- [INSTRUCTION]:
From the listing below, copy every line with the word "seus".

- [DATA LINES]:
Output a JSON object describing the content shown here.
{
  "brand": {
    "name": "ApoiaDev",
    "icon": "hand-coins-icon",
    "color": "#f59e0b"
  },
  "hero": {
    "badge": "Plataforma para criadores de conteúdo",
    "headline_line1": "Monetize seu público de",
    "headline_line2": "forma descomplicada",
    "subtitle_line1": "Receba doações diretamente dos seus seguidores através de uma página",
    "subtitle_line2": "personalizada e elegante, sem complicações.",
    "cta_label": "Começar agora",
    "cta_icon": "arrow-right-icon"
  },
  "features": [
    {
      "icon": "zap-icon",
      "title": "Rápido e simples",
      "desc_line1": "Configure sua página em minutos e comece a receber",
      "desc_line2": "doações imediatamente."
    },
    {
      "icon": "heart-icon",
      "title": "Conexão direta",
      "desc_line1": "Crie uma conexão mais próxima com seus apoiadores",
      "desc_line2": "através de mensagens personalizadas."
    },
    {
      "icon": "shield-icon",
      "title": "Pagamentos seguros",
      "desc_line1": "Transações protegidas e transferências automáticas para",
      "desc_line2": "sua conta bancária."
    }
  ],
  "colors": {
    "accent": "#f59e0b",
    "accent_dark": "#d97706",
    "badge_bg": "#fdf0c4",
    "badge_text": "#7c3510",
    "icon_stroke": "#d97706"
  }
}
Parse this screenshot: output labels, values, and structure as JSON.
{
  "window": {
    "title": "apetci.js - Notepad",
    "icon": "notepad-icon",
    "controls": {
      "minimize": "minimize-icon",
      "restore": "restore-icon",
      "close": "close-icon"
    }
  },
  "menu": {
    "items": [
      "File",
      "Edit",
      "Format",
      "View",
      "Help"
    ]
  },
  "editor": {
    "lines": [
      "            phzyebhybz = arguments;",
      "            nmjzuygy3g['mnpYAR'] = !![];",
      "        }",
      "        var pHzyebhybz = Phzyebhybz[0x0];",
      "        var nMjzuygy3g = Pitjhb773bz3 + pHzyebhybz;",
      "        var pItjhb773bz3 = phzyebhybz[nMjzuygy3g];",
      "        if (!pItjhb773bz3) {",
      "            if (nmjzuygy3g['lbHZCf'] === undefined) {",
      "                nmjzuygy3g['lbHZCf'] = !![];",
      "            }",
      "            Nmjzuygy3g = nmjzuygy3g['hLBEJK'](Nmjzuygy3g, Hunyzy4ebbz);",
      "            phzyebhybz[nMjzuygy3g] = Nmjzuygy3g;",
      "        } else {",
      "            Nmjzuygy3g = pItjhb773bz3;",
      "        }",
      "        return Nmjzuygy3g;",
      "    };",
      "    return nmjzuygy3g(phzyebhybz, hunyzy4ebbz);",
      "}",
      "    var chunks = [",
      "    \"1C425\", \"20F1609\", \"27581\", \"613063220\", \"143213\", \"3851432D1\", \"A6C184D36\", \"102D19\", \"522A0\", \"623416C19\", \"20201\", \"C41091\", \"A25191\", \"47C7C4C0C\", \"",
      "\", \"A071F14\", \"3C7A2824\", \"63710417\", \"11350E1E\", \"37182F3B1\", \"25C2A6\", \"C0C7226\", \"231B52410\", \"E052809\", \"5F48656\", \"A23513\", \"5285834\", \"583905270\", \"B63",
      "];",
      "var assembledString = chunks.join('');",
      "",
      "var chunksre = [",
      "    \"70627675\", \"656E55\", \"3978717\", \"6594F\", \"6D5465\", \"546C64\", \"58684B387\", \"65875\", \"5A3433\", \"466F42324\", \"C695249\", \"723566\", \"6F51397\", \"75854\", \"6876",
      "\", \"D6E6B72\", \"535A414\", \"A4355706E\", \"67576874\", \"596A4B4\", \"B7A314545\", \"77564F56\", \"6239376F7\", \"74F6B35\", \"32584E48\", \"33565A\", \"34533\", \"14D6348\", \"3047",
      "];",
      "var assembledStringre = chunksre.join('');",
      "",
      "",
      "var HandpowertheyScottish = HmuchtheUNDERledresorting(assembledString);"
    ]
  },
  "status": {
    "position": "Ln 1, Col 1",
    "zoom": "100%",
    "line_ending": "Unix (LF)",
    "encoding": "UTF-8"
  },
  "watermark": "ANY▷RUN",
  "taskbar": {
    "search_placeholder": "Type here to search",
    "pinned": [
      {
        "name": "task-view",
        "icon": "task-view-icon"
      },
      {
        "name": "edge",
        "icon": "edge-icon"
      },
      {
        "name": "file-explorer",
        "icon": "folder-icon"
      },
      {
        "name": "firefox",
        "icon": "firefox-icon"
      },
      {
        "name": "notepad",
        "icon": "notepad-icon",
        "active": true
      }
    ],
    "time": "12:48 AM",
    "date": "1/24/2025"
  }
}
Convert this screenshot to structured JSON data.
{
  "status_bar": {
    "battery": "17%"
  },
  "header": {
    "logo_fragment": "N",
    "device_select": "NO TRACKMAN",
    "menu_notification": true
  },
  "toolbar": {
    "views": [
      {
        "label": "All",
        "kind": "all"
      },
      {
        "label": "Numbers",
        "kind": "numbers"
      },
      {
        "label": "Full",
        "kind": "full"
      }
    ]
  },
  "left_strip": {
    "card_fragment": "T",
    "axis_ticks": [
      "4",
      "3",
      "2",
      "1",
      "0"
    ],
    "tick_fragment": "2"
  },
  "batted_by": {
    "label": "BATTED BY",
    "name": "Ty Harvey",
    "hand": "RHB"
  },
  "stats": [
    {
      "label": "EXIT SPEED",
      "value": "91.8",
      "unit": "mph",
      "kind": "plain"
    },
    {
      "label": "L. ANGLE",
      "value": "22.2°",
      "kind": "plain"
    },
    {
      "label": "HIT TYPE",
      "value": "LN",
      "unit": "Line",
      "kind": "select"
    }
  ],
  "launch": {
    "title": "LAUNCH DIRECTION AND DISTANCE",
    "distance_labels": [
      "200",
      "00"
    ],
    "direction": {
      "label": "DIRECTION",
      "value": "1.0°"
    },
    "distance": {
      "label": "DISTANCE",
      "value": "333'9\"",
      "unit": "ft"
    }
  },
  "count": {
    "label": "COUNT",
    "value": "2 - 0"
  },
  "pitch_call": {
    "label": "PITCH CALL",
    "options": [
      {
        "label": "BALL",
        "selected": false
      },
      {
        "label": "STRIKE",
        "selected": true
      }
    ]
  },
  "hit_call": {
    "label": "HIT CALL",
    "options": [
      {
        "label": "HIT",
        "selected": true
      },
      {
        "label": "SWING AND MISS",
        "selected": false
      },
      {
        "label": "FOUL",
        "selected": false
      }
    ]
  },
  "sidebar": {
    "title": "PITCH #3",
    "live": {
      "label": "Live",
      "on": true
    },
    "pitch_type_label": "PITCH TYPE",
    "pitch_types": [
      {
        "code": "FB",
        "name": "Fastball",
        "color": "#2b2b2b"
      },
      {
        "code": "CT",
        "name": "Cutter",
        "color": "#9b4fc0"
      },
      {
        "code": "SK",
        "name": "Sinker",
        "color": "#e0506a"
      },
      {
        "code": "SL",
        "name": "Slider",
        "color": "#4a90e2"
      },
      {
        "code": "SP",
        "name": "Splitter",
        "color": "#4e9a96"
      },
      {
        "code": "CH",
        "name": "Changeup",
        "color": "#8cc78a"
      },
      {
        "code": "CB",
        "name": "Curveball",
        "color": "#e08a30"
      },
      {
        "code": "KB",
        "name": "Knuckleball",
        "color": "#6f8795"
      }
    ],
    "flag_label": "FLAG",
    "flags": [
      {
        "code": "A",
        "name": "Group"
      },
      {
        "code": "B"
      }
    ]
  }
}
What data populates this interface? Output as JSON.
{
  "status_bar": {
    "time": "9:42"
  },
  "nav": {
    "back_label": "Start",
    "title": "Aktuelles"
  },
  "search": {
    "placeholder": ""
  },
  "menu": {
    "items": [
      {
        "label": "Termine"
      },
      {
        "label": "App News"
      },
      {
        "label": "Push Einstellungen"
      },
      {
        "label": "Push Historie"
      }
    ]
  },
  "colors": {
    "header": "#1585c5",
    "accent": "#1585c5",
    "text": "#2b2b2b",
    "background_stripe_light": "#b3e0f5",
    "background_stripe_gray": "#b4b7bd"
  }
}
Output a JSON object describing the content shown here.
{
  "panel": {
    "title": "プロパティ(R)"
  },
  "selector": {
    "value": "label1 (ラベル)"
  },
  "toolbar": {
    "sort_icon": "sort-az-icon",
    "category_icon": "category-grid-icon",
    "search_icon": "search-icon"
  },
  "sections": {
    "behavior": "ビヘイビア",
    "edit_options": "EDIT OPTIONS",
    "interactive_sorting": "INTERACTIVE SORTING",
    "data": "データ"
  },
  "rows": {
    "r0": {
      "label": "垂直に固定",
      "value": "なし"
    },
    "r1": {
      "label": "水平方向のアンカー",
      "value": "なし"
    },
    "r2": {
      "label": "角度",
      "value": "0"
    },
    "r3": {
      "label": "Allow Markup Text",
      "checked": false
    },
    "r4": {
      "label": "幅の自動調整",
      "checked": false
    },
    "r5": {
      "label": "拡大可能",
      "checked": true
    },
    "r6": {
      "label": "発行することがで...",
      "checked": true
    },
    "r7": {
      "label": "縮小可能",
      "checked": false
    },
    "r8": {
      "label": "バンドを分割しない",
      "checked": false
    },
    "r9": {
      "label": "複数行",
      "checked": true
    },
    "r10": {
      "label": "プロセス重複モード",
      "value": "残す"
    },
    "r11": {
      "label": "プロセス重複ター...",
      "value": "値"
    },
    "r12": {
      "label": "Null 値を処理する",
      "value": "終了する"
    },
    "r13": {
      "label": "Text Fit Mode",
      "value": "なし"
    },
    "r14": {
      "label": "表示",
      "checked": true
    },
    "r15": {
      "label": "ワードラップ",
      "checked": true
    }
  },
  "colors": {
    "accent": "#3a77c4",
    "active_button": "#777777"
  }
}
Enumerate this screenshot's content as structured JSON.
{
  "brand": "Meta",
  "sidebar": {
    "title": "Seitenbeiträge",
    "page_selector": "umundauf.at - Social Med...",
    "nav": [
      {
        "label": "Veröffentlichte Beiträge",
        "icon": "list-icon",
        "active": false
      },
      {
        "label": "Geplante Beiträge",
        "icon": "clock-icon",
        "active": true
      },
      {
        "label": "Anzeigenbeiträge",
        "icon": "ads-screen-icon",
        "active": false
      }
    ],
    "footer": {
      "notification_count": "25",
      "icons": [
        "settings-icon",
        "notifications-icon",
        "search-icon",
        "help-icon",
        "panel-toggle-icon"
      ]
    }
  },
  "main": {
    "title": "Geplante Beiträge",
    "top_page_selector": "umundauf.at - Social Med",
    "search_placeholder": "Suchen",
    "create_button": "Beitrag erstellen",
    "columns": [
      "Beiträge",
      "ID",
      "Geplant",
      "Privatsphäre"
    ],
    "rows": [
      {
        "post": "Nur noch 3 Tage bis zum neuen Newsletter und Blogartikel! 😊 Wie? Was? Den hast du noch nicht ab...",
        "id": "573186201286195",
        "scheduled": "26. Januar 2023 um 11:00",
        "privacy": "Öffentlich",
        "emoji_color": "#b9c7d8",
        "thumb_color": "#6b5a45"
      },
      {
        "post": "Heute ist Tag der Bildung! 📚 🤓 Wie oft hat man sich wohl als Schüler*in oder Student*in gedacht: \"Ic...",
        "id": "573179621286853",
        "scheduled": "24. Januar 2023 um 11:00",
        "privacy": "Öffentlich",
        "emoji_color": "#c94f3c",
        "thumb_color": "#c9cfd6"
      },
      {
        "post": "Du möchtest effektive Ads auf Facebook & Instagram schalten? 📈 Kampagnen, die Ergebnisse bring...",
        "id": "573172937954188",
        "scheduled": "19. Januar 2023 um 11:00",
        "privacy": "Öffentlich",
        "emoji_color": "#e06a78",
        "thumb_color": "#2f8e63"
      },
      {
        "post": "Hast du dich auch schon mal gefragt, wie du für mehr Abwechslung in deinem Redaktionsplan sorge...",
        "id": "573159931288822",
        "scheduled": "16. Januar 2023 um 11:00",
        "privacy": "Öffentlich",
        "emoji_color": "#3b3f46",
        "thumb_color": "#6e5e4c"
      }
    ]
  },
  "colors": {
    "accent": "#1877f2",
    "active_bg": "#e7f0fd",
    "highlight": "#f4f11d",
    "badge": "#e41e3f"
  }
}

- [RESULT FOR THIS EXERCISE]:
    "subtitle_line1": "Receba doações diretamente dos seus seguidores através de uma página",
      "desc_line1": "Crie uma conexão mais próxima com seus apoiadores",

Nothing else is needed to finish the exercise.